### The request
Show every line below where "ylabel" can be found.

* Begin *

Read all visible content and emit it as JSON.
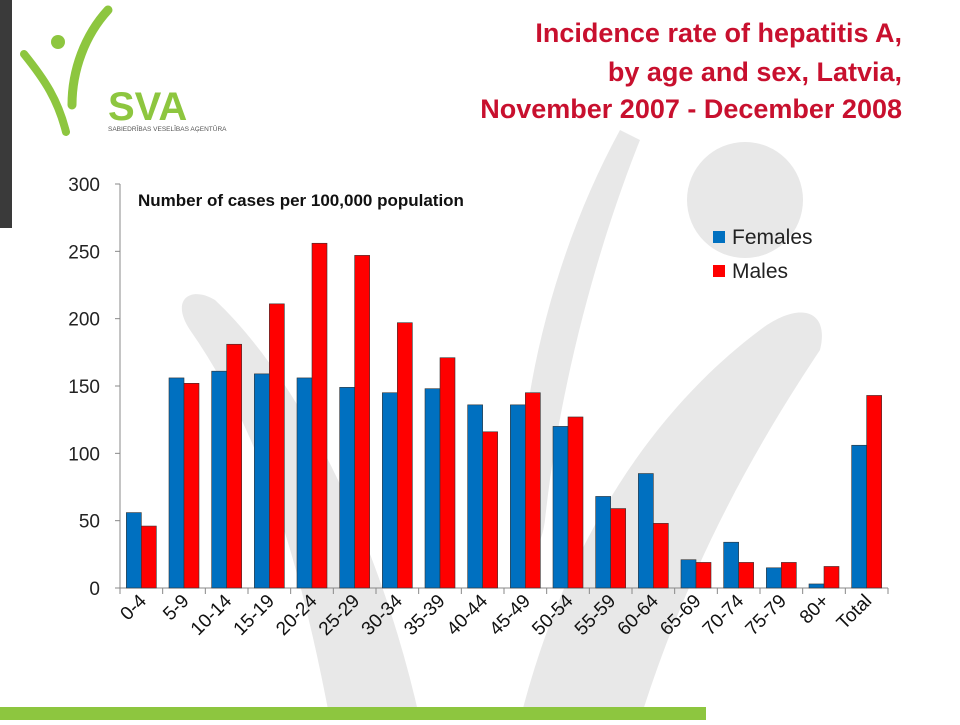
{
  "title_lines": [
    "Incidence rate of hepatitis A,",
    "by age and sex, Latvia,",
    "November 2007 - December 2008"
  ],
  "logo": {
    "wordmark": "SVA",
    "subtitle": "SABIEDRĪBAS VESELĪBAS AĢENTŪRA",
    "color": "#8dc63f"
  },
  "colors": {
    "title": "#c8102e",
    "females": "#0070c0",
    "males": "#ff0000",
    "accent_green": "#8dc63f",
    "watermark": "#e6e6e6"
  },
  "chart_data": {
    "type": "bar",
    "title": "",
    "xlabel": "",
    "ylabel": "",
    "annotation": "Number of cases per 100,000 population",
    "ylim": [
      0,
      300
    ],
    "yticks": [
      0,
      50,
      100,
      150,
      200,
      250,
      300
    ],
    "grid": false,
    "legend_position": "top-right",
    "categories": [
      "0-4",
      "5-9",
      "10-14",
      "15-19",
      "20-24",
      "25-29",
      "30-34",
      "35-39",
      "40-44",
      "45-49",
      "50-54",
      "55-59",
      "60-64",
      "65-69",
      "70-74",
      "75-79",
      "80+",
      "Total"
    ],
    "series": [
      {
        "name": "Females",
        "color": "#0070c0",
        "values": [
          56,
          156,
          161,
          159,
          156,
          149,
          145,
          148,
          136,
          136,
          120,
          68,
          85,
          21,
          34,
          15,
          3,
          106
        ]
      },
      {
        "name": "Males",
        "color": "#ff0000",
        "values": [
          46,
          152,
          181,
          211,
          256,
          247,
          197,
          171,
          116,
          145,
          127,
          59,
          48,
          19,
          19,
          19,
          16,
          143
        ]
      }
    ]
  }
}
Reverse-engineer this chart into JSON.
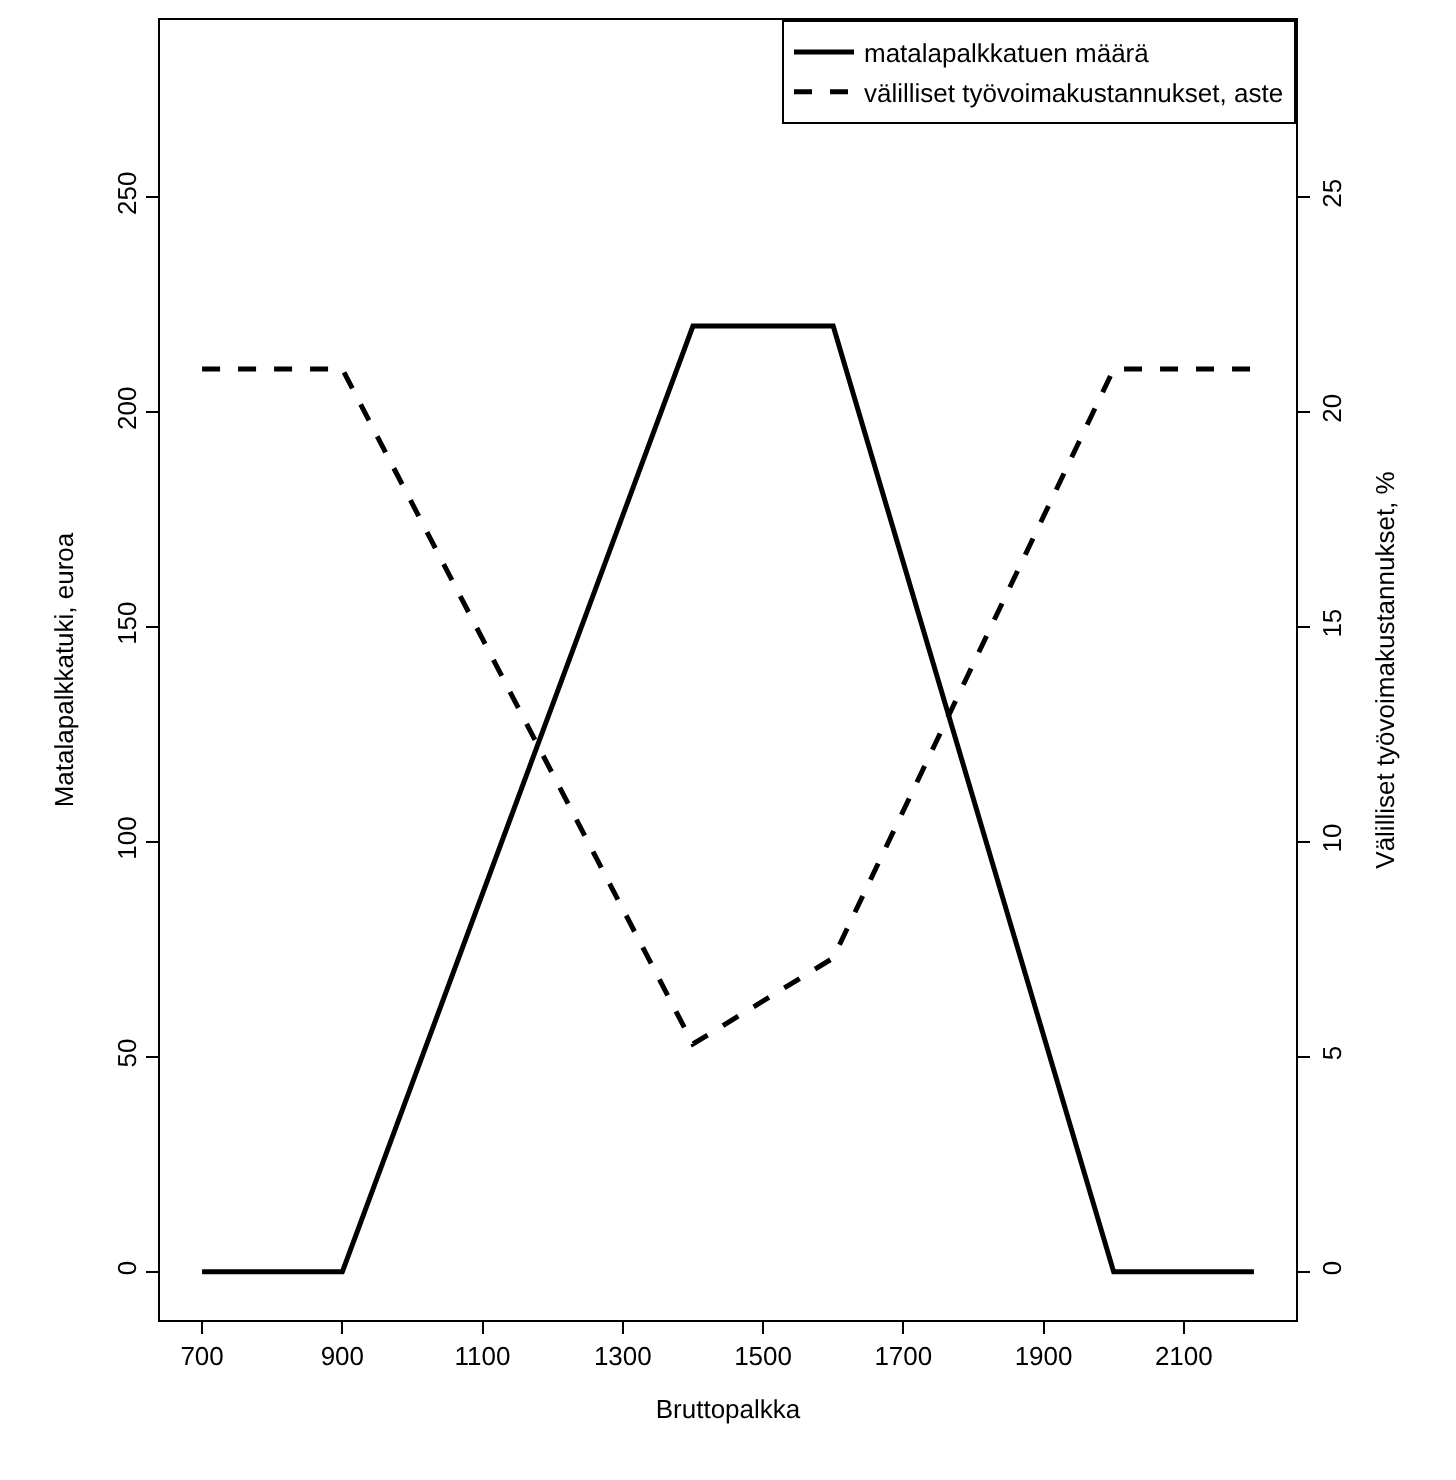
{
  "chart_data": {
    "type": "line",
    "xlabel": "Bruttopalkka",
    "ylabel": "Matalapalkkatuki, euroa",
    "y2label": "Välilliset työvoimakustannukset, %",
    "x": [
      700,
      900,
      1400,
      1600,
      2000,
      2200
    ],
    "series": [
      {
        "name": "matalapalkkatuen määrä",
        "color": "#000000",
        "line_style": "solid",
        "values": [
          0,
          0,
          220,
          220,
          0,
          0
        ]
      },
      {
        "name": "välilliset työvoimakustannukset, aste",
        "color": "#000000",
        "line_style": "dashed",
        "axis": "y2",
        "values": [
          21,
          21,
          5.3,
          7.3,
          21,
          21
        ]
      }
    ],
    "xlim": [
      640,
      2260
    ],
    "xticks": [
      700,
      900,
      1100,
      1300,
      1500,
      1700,
      1900,
      2100
    ],
    "ylim": [
      -11.2,
      291.2
    ],
    "yticks": [
      0,
      50,
      100,
      150,
      200,
      250
    ],
    "y2lim": [
      -1.12,
      29.12
    ],
    "y2ticks": [
      0,
      5,
      10,
      15,
      20,
      25
    ],
    "legend": "top right",
    "marker": "none"
  }
}
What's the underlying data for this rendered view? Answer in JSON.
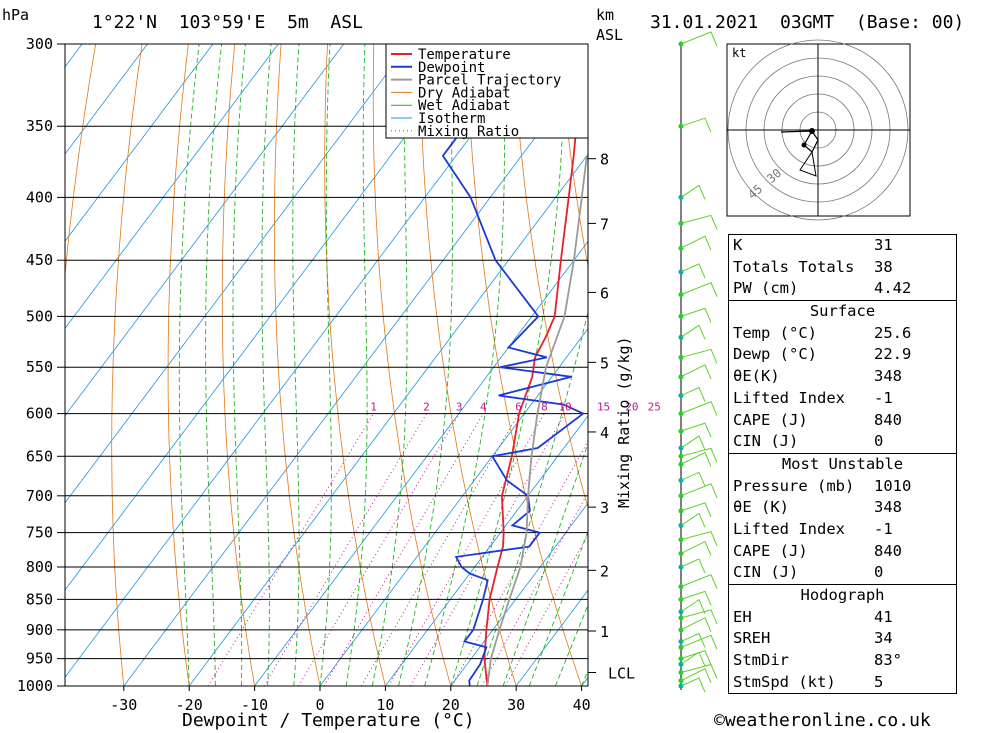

* End *

### The response
    "ylabel": "",
    "ylabel": "Matalapalkkatuki, euroa",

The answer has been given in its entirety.